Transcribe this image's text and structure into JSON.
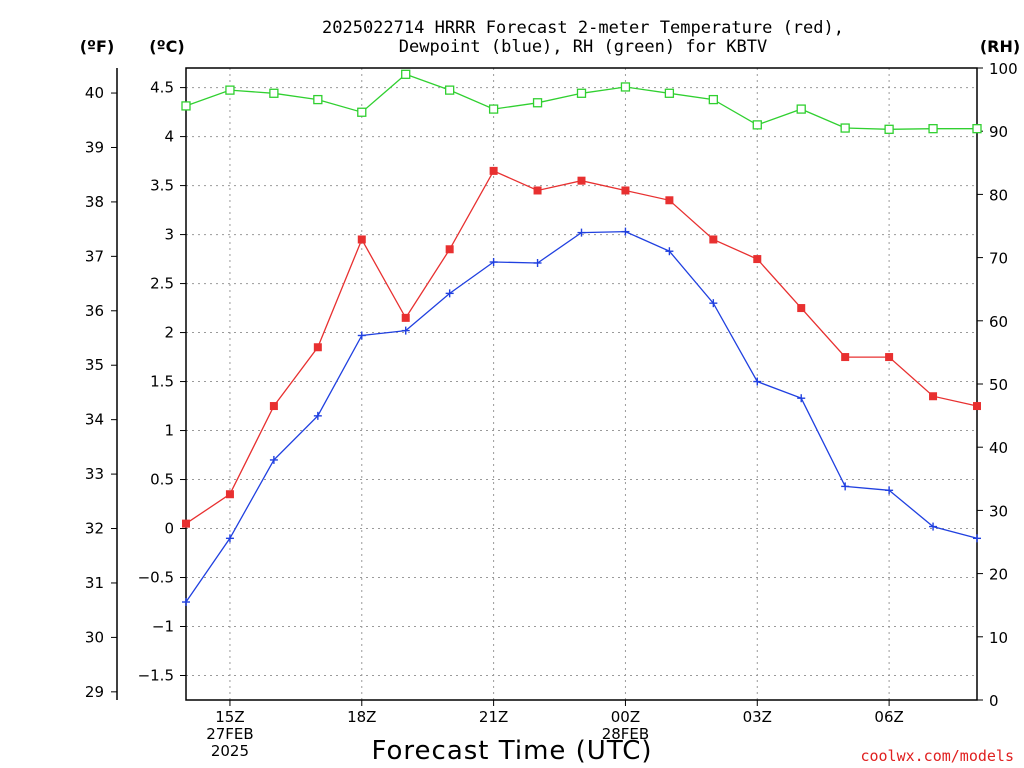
{
  "chart_data": {
    "type": "line",
    "title_lines": [
      "2025022714 HRRR Forecast 2-meter Temperature (red),",
      "Dewpoint (blue), RH (green) for KBTV"
    ],
    "unit_labels": {
      "f": "(ºF)",
      "c": "(ºC)",
      "rh": "(RH)"
    },
    "xlabel": "Forecast Time (UTC)",
    "credit": "coolwx.com/models",
    "x_hours": [
      14,
      15,
      16,
      17,
      18,
      19,
      20,
      21,
      22,
      23,
      24,
      25,
      26,
      27,
      28,
      29,
      30,
      31,
      32
    ],
    "xlim": [
      14,
      32
    ],
    "x_ticks": [
      {
        "hour": 15,
        "lines": [
          "15Z",
          "27FEB",
          "2025"
        ]
      },
      {
        "hour": 18,
        "lines": [
          "18Z"
        ]
      },
      {
        "hour": 21,
        "lines": [
          "21Z"
        ]
      },
      {
        "hour": 24,
        "lines": [
          "00Z",
          "28FEB"
        ]
      },
      {
        "hour": 27,
        "lines": [
          "03Z"
        ]
      },
      {
        "hour": 30,
        "lines": [
          "06Z"
        ]
      }
    ],
    "y_celsius": {
      "lim": [
        -1.75,
        4.7
      ],
      "ticks": [
        -1.5,
        -1,
        -0.5,
        0,
        0.5,
        1,
        1.5,
        2,
        2.5,
        3,
        3.5,
        4,
        4.5
      ],
      "tick_labels": [
        "−1.5",
        "−1",
        "−0.5",
        "0",
        "0.5",
        "1",
        "1.5",
        "2",
        "2.5",
        "3",
        "3.5",
        "4",
        "4.5"
      ]
    },
    "y_fahrenheit": {
      "ticks": [
        29,
        30,
        31,
        32,
        33,
        34,
        35,
        36,
        37,
        38,
        39,
        40
      ],
      "tick_labels": [
        "29",
        "30",
        "31",
        "32",
        "33",
        "34",
        "35",
        "36",
        "37",
        "38",
        "39",
        "40"
      ]
    },
    "y_rh": {
      "lim": [
        0,
        100
      ],
      "ticks": [
        0,
        10,
        20,
        30,
        40,
        50,
        60,
        70,
        80,
        90,
        100
      ],
      "tick_labels": [
        "0",
        "10",
        "20",
        "30",
        "40",
        "50",
        "60",
        "70",
        "80",
        "90",
        "100"
      ]
    },
    "grid": true,
    "series": [
      {
        "name": "Temperature (red)",
        "axis": "celsius",
        "color": "#e83030",
        "marker": "filled-square",
        "values": [
          0.05,
          0.35,
          1.25,
          1.85,
          2.95,
          2.15,
          2.85,
          3.65,
          3.45,
          3.55,
          3.45,
          3.35,
          2.95,
          2.75,
          2.25,
          1.75,
          1.75,
          1.35,
          1.25
        ]
      },
      {
        "name": "Dewpoint (blue)",
        "axis": "celsius",
        "color": "#2040e0",
        "marker": "plus",
        "values": [
          -0.75,
          -0.1,
          0.7,
          1.15,
          1.97,
          2.02,
          2.4,
          2.72,
          2.71,
          3.02,
          3.03,
          2.83,
          2.3,
          1.5,
          1.33,
          0.43,
          0.39,
          0.02,
          -0.1
        ]
      },
      {
        "name": "RH (green)",
        "axis": "rh",
        "color": "#30d030",
        "marker": "open-square",
        "values": [
          94,
          96.5,
          96,
          95,
          93,
          99,
          96.5,
          93.5,
          94.5,
          96,
          97,
          96,
          95,
          91,
          93.5,
          90.5,
          90.3,
          90.4,
          90.4
        ]
      }
    ]
  }
}
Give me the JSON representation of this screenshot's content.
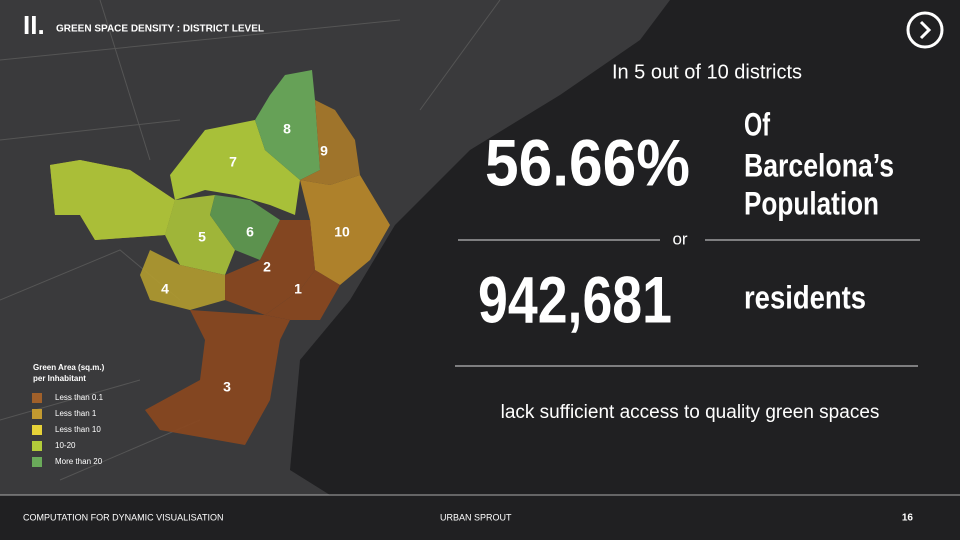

+++++

**Written exercise**: Write the records above out again exactly, with no pictures in your copy.

**Solution for this task**:
Transcribe this image's text and structure into JSON.
{
  "chart_data": {
    "type": "line",
    "title_lines": [
      "2025022714 HRRR Forecast 2-meter Temperature (red),",
      "Dewpoint (blue), RH (green) for KBTV"
    ],
    "unit_labels": {
      "f": "(ºF)",
      "c": "(ºC)",
      "rh": "(RH)"
    },
    "xlabel": "Forecast Time (UTC)",
    "credit": "coolwx.com/models",
    "x_hours": [
      14,
      15,
      16,
      17,
      18,
      19,
      20,
      21,
      22,
      23,
      24,
      25,
      26,
      27,
      28,
      29,
      30,
      31,
      32
    ],
    "xlim": [
      14,
      32
    ],
    "x_ticks": [
      {
        "hour": 15,
        "lines": [
          "15Z",
          "27FEB",
          "2025"
        ]
      },
      {
        "hour": 18,
        "lines": [
          "18Z"
        ]
      },
      {
        "hour": 21,
        "lines": [
          "21Z"
        ]
      },
      {
        "hour": 24,
        "lines": [
          "00Z",
          "28FEB"
        ]
      },
      {
        "hour": 27,
        "lines": [
          "03Z"
        ]
      },
      {
        "hour": 30,
        "lines": [
          "06Z"
        ]
      }
    ],
    "y_celsius": {
      "lim": [
        -1.75,
        4.7
      ],
      "ticks": [
        -1.5,
        -1,
        -0.5,
        0,
        0.5,
        1,
        1.5,
        2,
        2.5,
        3,
        3.5,
        4,
        4.5
      ],
      "tick_labels": [
        "−1.5",
        "−1",
        "−0.5",
        "0",
        "0.5",
        "1",
        "1.5",
        "2",
        "2.5",
        "3",
        "3.5",
        "4",
        "4.5"
      ]
    },
    "y_fahrenheit": {
      "ticks": [
        29,
        30,
        31,
        32,
        33,
        34,
        35,
        36,
        37,
        38,
        39,
        40
      ],
      "tick_labels": [
        "29",
        "30",
        "31",
        "32",
        "33",
        "34",
        "35",
        "36",
        "37",
        "38",
        "39",
        "40"
      ]
    },
    "y_rh": {
      "lim": [
        0,
        100
      ],
      "ticks": [
        0,
        10,
        20,
        30,
        40,
        50,
        60,
        70,
        80,
        90,
        100
      ],
      "tick_labels": [
        "0",
        "10",
        "20",
        "30",
        "40",
        "50",
        "60",
        "70",
        "80",
        "90",
        "100"
      ]
    },
    "grid": true,
    "series": [
      {
        "name": "Temperature (red)",
        "axis": "celsius",
        "color": "#e83030",
        "marker": "filled-square",
        "values": [
          0.05,
          0.35,
          1.25,
          1.85,
          2.95,
          2.15,
          2.85,
          3.65,
          3.45,
          3.55,
          3.45,
          3.35,
          2.95,
          2.75,
          2.25,
          1.75,
          1.75,
          1.35,
          1.25
        ]
      },
      {
        "name": "Dewpoint (blue)",
        "axis": "celsius",
        "color": "#2040e0",
        "marker": "plus",
        "values": [
          -0.75,
          -0.1,
          0.7,
          1.15,
          1.97,
          2.02,
          2.4,
          2.72,
          2.71,
          3.02,
          3.03,
          2.83,
          2.3,
          1.5,
          1.33,
          0.43,
          0.39,
          0.02,
          -0.1
        ]
      },
      {
        "name": "RH (green)",
        "axis": "rh",
        "color": "#30d030",
        "marker": "open-square",
        "values": [
          94,
          96.5,
          96,
          95,
          93,
          99,
          96.5,
          93.5,
          94.5,
          96,
          97,
          96,
          95,
          91,
          93.5,
          90.5,
          90.3,
          90.4,
          90.4
        ]
      }
    ]
  }
}
Give me the JSON representation of this screenshot's content.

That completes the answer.